# [Required work]
What is the number of lines in the data holding the word "bude"? Give that number by itself.

# [Records for this exercise]
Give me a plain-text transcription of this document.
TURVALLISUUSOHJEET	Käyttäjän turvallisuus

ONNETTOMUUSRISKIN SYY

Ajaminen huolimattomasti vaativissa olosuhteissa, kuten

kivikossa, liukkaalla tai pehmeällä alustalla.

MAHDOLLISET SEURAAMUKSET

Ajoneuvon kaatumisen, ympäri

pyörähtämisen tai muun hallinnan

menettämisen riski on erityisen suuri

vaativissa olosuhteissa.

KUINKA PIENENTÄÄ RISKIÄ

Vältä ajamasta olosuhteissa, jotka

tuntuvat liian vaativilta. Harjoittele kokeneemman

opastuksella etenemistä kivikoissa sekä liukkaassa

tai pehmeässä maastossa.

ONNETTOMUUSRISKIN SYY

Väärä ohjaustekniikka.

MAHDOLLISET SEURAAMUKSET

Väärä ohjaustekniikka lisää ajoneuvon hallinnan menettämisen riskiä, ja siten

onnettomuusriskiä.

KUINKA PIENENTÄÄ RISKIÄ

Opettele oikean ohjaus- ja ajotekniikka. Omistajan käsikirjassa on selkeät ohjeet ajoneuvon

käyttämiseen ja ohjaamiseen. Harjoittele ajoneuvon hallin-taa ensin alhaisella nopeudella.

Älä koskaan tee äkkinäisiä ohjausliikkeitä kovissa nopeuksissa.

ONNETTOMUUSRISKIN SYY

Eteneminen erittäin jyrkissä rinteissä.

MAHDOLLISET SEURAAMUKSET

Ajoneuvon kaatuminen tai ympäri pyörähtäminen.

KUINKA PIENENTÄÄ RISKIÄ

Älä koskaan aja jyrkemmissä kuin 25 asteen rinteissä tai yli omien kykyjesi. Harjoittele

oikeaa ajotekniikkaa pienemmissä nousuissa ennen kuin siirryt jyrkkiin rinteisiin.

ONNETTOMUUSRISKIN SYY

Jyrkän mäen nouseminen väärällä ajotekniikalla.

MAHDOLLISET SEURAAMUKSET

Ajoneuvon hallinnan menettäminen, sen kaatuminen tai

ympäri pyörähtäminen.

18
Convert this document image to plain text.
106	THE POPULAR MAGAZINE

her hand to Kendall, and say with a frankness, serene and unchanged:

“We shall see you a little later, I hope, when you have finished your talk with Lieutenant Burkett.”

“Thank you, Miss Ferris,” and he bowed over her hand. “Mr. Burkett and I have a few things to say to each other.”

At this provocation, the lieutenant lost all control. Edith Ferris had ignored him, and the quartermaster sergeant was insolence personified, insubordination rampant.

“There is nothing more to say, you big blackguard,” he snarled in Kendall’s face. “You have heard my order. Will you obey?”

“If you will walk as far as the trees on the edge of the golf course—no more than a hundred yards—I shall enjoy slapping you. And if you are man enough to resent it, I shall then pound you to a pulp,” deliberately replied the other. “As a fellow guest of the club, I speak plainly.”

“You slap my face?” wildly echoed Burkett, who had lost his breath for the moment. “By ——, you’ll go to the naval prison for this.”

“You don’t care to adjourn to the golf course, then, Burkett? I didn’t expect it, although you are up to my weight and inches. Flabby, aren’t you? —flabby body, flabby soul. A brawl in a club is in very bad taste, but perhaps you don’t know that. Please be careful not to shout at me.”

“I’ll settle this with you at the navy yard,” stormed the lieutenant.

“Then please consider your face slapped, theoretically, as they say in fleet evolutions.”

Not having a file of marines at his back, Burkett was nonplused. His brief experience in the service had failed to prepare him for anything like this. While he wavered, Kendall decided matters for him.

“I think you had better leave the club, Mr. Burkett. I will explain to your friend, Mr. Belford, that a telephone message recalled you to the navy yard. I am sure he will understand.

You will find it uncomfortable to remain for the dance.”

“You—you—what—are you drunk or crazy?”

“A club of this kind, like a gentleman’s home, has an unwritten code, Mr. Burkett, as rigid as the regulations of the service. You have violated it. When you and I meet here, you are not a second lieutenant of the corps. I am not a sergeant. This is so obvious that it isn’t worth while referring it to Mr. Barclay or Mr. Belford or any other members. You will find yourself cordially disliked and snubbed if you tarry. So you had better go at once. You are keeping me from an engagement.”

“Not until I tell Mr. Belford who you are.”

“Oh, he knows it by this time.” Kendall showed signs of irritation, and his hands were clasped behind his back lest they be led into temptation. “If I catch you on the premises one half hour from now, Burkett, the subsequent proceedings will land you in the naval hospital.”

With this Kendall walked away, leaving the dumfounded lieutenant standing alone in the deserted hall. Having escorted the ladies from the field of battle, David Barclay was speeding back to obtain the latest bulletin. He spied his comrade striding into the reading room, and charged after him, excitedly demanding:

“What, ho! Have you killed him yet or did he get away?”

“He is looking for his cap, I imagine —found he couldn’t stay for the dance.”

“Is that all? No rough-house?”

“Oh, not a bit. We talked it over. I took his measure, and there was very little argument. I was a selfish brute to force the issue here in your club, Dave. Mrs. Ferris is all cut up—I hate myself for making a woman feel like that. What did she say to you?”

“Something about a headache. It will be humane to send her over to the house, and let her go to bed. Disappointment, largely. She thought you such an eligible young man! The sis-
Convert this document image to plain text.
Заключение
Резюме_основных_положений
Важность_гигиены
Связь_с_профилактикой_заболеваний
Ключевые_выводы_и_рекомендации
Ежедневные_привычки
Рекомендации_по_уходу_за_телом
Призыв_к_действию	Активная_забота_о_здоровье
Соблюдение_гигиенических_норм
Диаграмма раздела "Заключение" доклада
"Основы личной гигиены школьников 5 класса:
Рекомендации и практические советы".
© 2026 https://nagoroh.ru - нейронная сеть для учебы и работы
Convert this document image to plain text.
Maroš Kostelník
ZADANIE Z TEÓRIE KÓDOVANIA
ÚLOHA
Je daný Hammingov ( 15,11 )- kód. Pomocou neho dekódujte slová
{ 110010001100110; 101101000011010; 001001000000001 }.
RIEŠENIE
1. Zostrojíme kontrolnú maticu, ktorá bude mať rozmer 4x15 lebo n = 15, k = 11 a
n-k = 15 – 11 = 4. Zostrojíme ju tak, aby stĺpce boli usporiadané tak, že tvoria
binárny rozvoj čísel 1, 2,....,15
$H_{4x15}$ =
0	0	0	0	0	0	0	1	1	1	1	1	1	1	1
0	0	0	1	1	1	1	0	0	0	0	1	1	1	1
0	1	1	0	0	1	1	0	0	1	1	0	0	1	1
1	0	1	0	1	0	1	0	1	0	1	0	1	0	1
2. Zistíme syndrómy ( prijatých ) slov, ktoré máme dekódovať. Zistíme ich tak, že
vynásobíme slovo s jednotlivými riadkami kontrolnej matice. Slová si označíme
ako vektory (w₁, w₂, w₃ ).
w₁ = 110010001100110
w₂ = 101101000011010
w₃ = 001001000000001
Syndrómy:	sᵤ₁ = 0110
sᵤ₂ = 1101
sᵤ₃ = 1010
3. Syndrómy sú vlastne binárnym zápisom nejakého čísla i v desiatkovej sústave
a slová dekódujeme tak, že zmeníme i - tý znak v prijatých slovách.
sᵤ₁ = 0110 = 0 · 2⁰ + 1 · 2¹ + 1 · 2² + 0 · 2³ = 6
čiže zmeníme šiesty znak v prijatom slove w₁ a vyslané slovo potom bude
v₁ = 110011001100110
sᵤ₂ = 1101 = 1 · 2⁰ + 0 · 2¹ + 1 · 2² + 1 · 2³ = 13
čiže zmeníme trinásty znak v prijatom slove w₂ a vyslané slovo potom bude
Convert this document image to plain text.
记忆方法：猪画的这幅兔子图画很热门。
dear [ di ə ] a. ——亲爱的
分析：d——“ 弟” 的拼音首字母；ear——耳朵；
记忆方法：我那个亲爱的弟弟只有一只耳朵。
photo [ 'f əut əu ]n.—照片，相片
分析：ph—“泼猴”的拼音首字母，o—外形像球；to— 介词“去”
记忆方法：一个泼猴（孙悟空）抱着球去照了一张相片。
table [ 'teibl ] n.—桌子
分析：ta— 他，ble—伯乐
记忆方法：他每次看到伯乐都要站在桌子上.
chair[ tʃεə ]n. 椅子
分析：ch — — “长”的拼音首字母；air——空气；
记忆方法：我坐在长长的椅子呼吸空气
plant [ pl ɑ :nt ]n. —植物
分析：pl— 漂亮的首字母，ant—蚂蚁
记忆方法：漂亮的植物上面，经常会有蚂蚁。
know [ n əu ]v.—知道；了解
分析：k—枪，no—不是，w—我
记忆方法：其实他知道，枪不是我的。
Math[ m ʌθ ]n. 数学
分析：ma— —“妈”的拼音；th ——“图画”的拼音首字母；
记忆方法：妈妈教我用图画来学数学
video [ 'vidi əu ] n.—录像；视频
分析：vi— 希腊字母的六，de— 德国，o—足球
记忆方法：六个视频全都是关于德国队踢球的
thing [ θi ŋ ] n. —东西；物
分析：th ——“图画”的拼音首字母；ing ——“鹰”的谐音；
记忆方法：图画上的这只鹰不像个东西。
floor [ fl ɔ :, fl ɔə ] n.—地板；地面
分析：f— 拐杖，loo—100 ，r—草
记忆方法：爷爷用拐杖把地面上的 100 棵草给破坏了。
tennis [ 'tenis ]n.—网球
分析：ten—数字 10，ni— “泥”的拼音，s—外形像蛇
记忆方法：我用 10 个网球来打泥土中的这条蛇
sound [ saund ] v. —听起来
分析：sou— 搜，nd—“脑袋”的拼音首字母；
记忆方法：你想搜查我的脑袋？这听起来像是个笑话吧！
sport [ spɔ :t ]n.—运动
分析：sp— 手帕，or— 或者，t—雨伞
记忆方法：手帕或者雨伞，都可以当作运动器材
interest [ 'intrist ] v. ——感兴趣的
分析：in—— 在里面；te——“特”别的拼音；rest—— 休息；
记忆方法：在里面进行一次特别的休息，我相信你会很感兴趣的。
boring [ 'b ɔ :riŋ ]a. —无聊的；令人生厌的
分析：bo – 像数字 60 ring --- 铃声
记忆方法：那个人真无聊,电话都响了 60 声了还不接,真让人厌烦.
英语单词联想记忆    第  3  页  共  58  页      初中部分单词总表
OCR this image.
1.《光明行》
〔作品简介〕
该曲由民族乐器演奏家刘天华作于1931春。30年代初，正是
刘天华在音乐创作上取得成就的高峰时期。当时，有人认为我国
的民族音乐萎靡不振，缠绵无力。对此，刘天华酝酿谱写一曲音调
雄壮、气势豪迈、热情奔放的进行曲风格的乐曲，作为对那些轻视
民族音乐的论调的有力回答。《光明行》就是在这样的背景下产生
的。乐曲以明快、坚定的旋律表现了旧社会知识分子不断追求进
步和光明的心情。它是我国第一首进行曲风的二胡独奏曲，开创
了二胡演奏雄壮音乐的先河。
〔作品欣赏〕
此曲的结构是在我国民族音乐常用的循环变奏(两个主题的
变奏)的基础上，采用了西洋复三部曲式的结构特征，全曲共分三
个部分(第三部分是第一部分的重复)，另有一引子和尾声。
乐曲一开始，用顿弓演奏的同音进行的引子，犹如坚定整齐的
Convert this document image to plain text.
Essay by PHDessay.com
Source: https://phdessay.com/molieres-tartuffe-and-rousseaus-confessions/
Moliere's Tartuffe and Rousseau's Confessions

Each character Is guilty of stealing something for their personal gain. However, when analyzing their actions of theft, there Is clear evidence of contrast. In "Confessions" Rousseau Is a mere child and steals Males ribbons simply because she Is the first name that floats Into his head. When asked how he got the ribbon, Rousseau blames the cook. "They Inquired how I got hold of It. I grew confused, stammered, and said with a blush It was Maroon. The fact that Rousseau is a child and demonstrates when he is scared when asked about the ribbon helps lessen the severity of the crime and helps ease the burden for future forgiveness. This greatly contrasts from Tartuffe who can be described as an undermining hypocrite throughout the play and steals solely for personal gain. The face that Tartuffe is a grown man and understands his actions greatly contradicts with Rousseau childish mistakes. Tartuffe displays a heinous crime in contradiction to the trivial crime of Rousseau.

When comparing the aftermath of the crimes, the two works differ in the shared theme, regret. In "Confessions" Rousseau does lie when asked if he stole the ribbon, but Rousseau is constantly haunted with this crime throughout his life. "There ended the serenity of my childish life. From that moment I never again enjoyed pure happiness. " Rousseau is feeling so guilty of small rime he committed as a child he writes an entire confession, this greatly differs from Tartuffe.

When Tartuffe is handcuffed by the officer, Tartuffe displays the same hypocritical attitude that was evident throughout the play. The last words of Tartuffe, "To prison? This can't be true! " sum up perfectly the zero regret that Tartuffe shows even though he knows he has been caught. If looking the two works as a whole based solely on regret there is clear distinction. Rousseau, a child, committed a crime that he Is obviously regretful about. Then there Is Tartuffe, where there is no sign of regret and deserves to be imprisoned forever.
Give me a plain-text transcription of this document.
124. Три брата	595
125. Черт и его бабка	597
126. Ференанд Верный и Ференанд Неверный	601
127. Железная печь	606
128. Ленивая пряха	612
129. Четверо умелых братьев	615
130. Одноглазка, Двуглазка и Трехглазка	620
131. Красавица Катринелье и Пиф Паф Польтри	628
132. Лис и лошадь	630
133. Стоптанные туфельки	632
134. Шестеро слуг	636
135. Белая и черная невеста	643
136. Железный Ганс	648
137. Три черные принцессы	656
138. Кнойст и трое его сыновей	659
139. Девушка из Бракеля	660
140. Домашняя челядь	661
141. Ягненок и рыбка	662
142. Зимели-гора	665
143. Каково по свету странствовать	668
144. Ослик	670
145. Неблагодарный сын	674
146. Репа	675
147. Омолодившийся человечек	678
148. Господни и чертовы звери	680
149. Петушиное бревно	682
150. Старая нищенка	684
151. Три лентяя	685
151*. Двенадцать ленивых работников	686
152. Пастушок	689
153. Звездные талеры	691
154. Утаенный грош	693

# [Complete response]
3